# EXERCISE OBJECTIVE
Which lines hold the word "pattern"? Copy each of them.

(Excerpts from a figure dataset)
--------------------------------------------------
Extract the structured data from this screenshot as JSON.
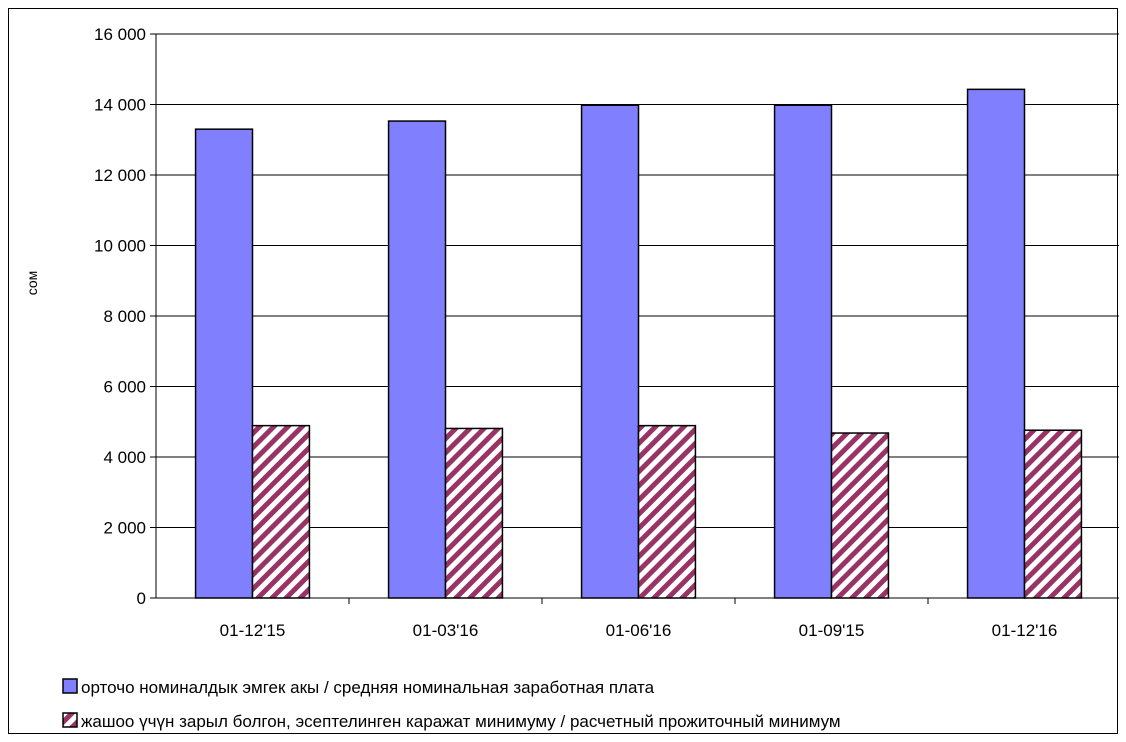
{
  "chart_data": {
    "type": "bar",
    "title": "",
    "xlabel": "",
    "ylabel": "сом",
    "categories": [
      "01-12'15",
      "01-03'16",
      "01-06'16",
      "01-09'15",
      "01-12'16"
    ],
    "series": [
      {
        "name": "орточо номиналдык эмгек акы / средняя номинальная заработная плата",
        "values": [
          13300,
          13530,
          13980,
          13980,
          14430
        ],
        "color": "#8080ff",
        "pattern": "solid"
      },
      {
        "name": "жашоо үчүн зарыл болгон, эсептелинген каражат минимуму / расчетный прожиточный минимум",
        "values": [
          4890,
          4810,
          4890,
          4680,
          4760
        ],
        "color": "#993366",
        "pattern": "diagonal-hatch"
      }
    ],
    "ylim": [
      0,
      16000
    ],
    "yticks": [
      0,
      2000,
      4000,
      6000,
      8000,
      10000,
      12000,
      14000,
      16000
    ],
    "ytick_labels": [
      "0",
      "2 000",
      "4 000",
      "6 000",
      "8 000",
      "10 000",
      "12 000",
      "14 000",
      "16 000"
    ],
    "grid": true,
    "legend_position": "bottom"
  }
}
--------------------------------------------------
# REPLY TO THE TASK
        "pattern": "solid"
        "pattern": "diagonal-hatch"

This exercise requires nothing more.